Copy out the lines that include the word "VNINDEX".

**** Material provided

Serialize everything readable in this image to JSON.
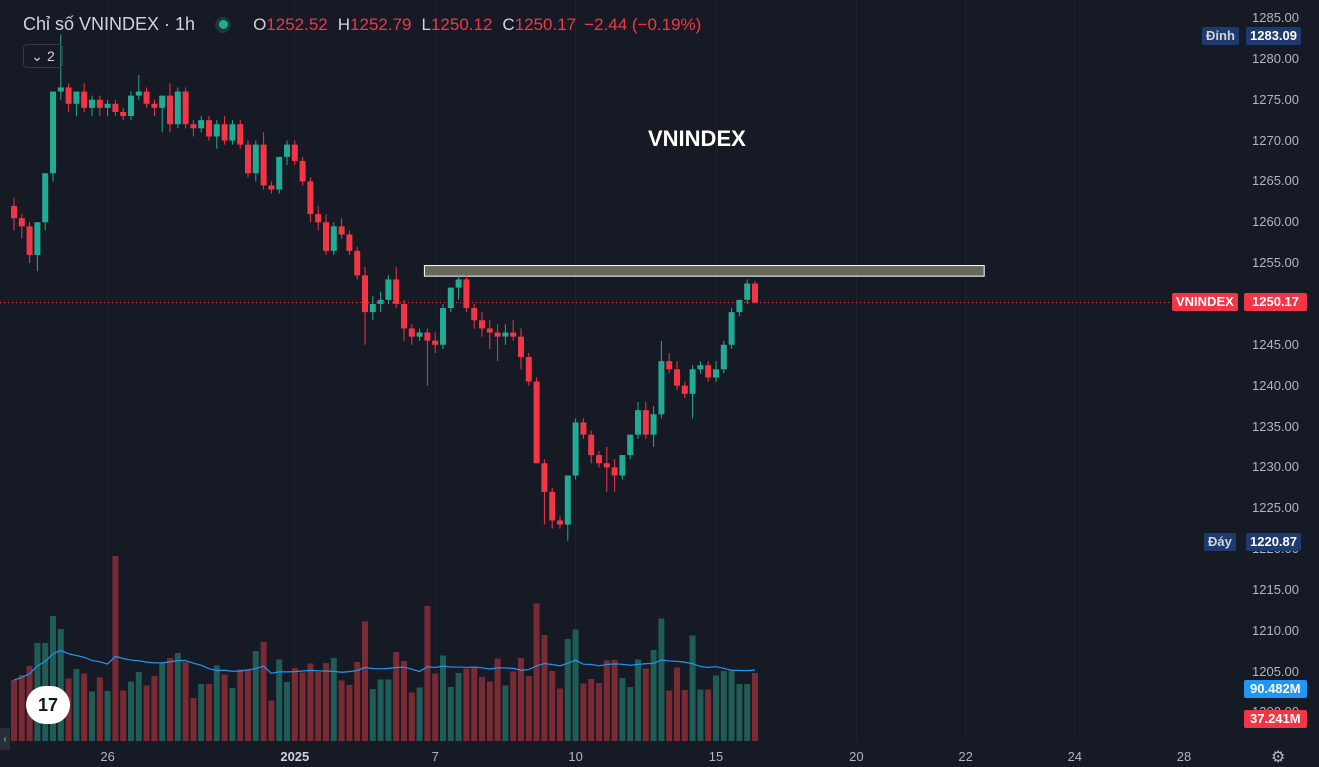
{
  "header": {
    "title": "Chỉ số VNINDEX · 1h",
    "ohlc": [
      {
        "k": "O",
        "v": "1252.52"
      },
      {
        "k": "H",
        "v": "1252.79"
      },
      {
        "k": "L",
        "v": "1250.12"
      },
      {
        "k": "C",
        "v": "1250.17"
      }
    ],
    "change": "−2.44 (−0.19%)",
    "collapse_count": "2"
  },
  "labels": {
    "peak_tag": "Đỉnh",
    "peak_value": "1283.09",
    "trough_tag": "Đáy",
    "trough_value": "1220.87",
    "symbol_tag": "VNINDEX",
    "last_value": "1250.17",
    "vol_ma": "90.482M",
    "vol_last": "37.241M",
    "annotation": "VNINDEX",
    "logo": "17"
  },
  "icons": {
    "collapse": "chevron-down-icon",
    "settings": "gear-icon",
    "scroll_left": "chevron-left-icon",
    "status": "market-open-dot-icon",
    "brand": "tradingview-logo-icon"
  },
  "colors": {
    "background": "#161a25",
    "up": "#22ab94",
    "down": "#f23645",
    "up_volume": "#1e5c55",
    "down_volume": "#7a2a33",
    "volume_ma": "#2196f3",
    "zone_fill": "#c9c89a",
    "peak_tag_bg": "#1e3a6e"
  },
  "chart_data": {
    "type": "candlestick",
    "title": "Chỉ số VNINDEX · 1h",
    "y_ticks": [
      "1285.00",
      "1280.00",
      "1275.00",
      "1270.00",
      "1265.00",
      "1260.00",
      "1255.00",
      "1250.00",
      "1245.00",
      "1240.00",
      "1235.00",
      "1230.00",
      "1225.00",
      "1220.00",
      "1215.00",
      "1210.00",
      "1205.00",
      "1200.00"
    ],
    "ylim": [
      1198.0,
      1287.0
    ],
    "x_ticks": [
      {
        "label": "26",
        "index": 12,
        "bold": false
      },
      {
        "label": "2025",
        "index": 36,
        "bold": true
      },
      {
        "label": "7",
        "index": 54,
        "bold": false
      },
      {
        "label": "10",
        "index": 72,
        "bold": false
      },
      {
        "label": "15",
        "index": 90,
        "bold": false
      },
      {
        "label": "20",
        "index": 108,
        "bold": false
      },
      {
        "label": "22",
        "index": 122,
        "bold": false
      },
      {
        "label": "24",
        "index": 136,
        "bold": false
      },
      {
        "label": "28",
        "index": 150,
        "bold": false
      }
    ],
    "resistance_zone": {
      "from_index": 53,
      "to_index": 124,
      "low": 1253.4,
      "high": 1254.7
    },
    "last_price": 1250.17,
    "ohlc": [
      [
        1262.0,
        1263.0,
        1259.0,
        1260.5
      ],
      [
        1260.5,
        1261.0,
        1258.0,
        1259.5
      ],
      [
        1259.5,
        1260.0,
        1255.0,
        1256.0
      ],
      [
        1256.0,
        1260.0,
        1254.0,
        1260.0
      ],
      [
        1260.0,
        1266.0,
        1259.0,
        1266.0
      ],
      [
        1266.0,
        1276.0,
        1265.0,
        1276.0
      ],
      [
        1276.0,
        1283.0,
        1275.0,
        1276.5
      ],
      [
        1276.5,
        1277.0,
        1273.5,
        1274.5
      ],
      [
        1274.5,
        1276.0,
        1273.0,
        1276.0
      ],
      [
        1276.0,
        1277.0,
        1273.5,
        1274.0
      ],
      [
        1274.0,
        1275.5,
        1273.0,
        1275.0
      ],
      [
        1275.0,
        1275.5,
        1273.0,
        1274.0
      ],
      [
        1274.0,
        1275.0,
        1273.0,
        1274.5
      ],
      [
        1274.5,
        1275.0,
        1273.0,
        1273.5
      ],
      [
        1273.5,
        1274.0,
        1272.5,
        1273.0
      ],
      [
        1273.0,
        1276.0,
        1272.5,
        1275.5
      ],
      [
        1275.5,
        1278.0,
        1275.0,
        1276.0
      ],
      [
        1276.0,
        1276.5,
        1274.0,
        1274.5
      ],
      [
        1274.5,
        1275.0,
        1273.0,
        1274.0
      ],
      [
        1274.0,
        1275.5,
        1271.0,
        1275.5
      ],
      [
        1275.5,
        1277.0,
        1271.0,
        1272.0
      ],
      [
        1272.0,
        1276.5,
        1271.5,
        1276.0
      ],
      [
        1276.0,
        1276.5,
        1271.5,
        1272.0
      ],
      [
        1272.0,
        1272.5,
        1270.5,
        1271.5
      ],
      [
        1271.5,
        1273.0,
        1271.0,
        1272.5
      ],
      [
        1272.5,
        1273.0,
        1270.0,
        1270.5
      ],
      [
        1270.5,
        1272.5,
        1269.0,
        1272.0
      ],
      [
        1272.0,
        1273.0,
        1269.5,
        1270.0
      ],
      [
        1270.0,
        1272.5,
        1269.5,
        1272.0
      ],
      [
        1272.0,
        1272.5,
        1269.0,
        1269.5
      ],
      [
        1269.5,
        1270.0,
        1265.5,
        1266.0
      ],
      [
        1266.0,
        1270.0,
        1265.0,
        1269.5
      ],
      [
        1269.5,
        1271.0,
        1264.0,
        1264.5
      ],
      [
        1264.5,
        1265.0,
        1263.5,
        1264.0
      ],
      [
        1264.0,
        1268.0,
        1263.5,
        1268.0
      ],
      [
        1268.0,
        1270.0,
        1267.0,
        1269.5
      ],
      [
        1269.5,
        1270.0,
        1267.0,
        1267.5
      ],
      [
        1267.5,
        1268.0,
        1264.5,
        1265.0
      ],
      [
        1265.0,
        1265.5,
        1260.0,
        1261.0
      ],
      [
        1261.0,
        1262.0,
        1259.0,
        1260.0
      ],
      [
        1260.0,
        1261.0,
        1256.0,
        1256.5
      ],
      [
        1256.5,
        1260.0,
        1256.0,
        1259.5
      ],
      [
        1259.5,
        1260.5,
        1258.0,
        1258.5
      ],
      [
        1258.5,
        1259.0,
        1256.0,
        1256.5
      ],
      [
        1256.5,
        1257.0,
        1253.0,
        1253.5
      ],
      [
        1253.5,
        1254.5,
        1245.0,
        1249.0
      ],
      [
        1249.0,
        1251.0,
        1248.0,
        1250.0
      ],
      [
        1250.0,
        1251.5,
        1249.0,
        1250.5
      ],
      [
        1250.5,
        1253.5,
        1250.0,
        1253.0
      ],
      [
        1253.0,
        1254.5,
        1249.5,
        1250.0
      ],
      [
        1250.0,
        1250.5,
        1245.5,
        1247.0
      ],
      [
        1247.0,
        1247.5,
        1245.0,
        1246.0
      ],
      [
        1246.0,
        1247.0,
        1245.5,
        1246.5
      ],
      [
        1246.5,
        1247.0,
        1240.0,
        1245.5
      ],
      [
        1245.5,
        1246.5,
        1244.0,
        1245.0
      ],
      [
        1245.0,
        1250.0,
        1244.5,
        1249.5
      ],
      [
        1249.5,
        1252.0,
        1249.0,
        1252.0
      ],
      [
        1252.0,
        1253.5,
        1250.5,
        1253.0
      ],
      [
        1253.0,
        1253.5,
        1249.0,
        1249.5
      ],
      [
        1249.5,
        1250.0,
        1247.0,
        1248.0
      ],
      [
        1248.0,
        1249.0,
        1246.0,
        1247.0
      ],
      [
        1247.0,
        1248.0,
        1244.5,
        1246.5
      ],
      [
        1246.5,
        1247.5,
        1243.0,
        1246.0
      ],
      [
        1246.0,
        1247.5,
        1245.0,
        1246.5
      ],
      [
        1246.5,
        1248.0,
        1245.5,
        1246.0
      ],
      [
        1246.0,
        1247.0,
        1242.0,
        1243.5
      ],
      [
        1243.5,
        1244.0,
        1240.0,
        1240.5
      ],
      [
        1240.5,
        1241.0,
        1230.5,
        1230.5
      ],
      [
        1230.5,
        1231.0,
        1223.0,
        1227.0
      ],
      [
        1227.0,
        1227.5,
        1222.5,
        1223.5
      ],
      [
        1223.5,
        1224.0,
        1222.5,
        1223.0
      ],
      [
        1223.0,
        1229.0,
        1221.0,
        1229.0
      ],
      [
        1229.0,
        1236.0,
        1228.5,
        1235.5
      ],
      [
        1235.5,
        1236.0,
        1233.5,
        1234.0
      ],
      [
        1234.0,
        1234.5,
        1230.5,
        1231.5
      ],
      [
        1231.5,
        1232.0,
        1230.0,
        1230.5
      ],
      [
        1230.5,
        1232.5,
        1227.0,
        1230.0
      ],
      [
        1230.0,
        1231.0,
        1227.0,
        1229.0
      ],
      [
        1229.0,
        1231.5,
        1228.5,
        1231.5
      ],
      [
        1231.5,
        1234.0,
        1231.0,
        1234.0
      ],
      [
        1234.0,
        1238.0,
        1233.5,
        1237.0
      ],
      [
        1237.0,
        1238.0,
        1233.5,
        1234.0
      ],
      [
        1234.0,
        1237.5,
        1232.5,
        1236.5
      ],
      [
        1236.5,
        1245.5,
        1236.0,
        1243.0
      ],
      [
        1243.0,
        1244.0,
        1241.5,
        1242.0
      ],
      [
        1242.0,
        1243.0,
        1239.5,
        1240.0
      ],
      [
        1240.0,
        1240.5,
        1238.5,
        1239.0
      ],
      [
        1239.0,
        1242.5,
        1236.0,
        1242.0
      ],
      [
        1242.0,
        1243.0,
        1241.5,
        1242.5
      ],
      [
        1242.5,
        1243.0,
        1240.5,
        1241.0
      ],
      [
        1241.0,
        1243.0,
        1240.5,
        1242.0
      ],
      [
        1242.0,
        1245.5,
        1241.5,
        1245.0
      ],
      [
        1245.0,
        1249.5,
        1244.5,
        1249.0
      ],
      [
        1249.0,
        1250.5,
        1248.5,
        1250.5
      ],
      [
        1250.5,
        1253.0,
        1250.0,
        1252.5
      ],
      [
        1252.5,
        1252.79,
        1250.12,
        1250.17
      ]
    ],
    "volume": [
      "90.482M",
      "37.241M"
    ]
  }
}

********

**Written answer**
    "title": "Chỉ số VNINDEX · 1h",
    "symbol_tag": "VNINDEX",
    "annotation": "VNINDEX",
    "title": "Chỉ số VNINDEX · 1h",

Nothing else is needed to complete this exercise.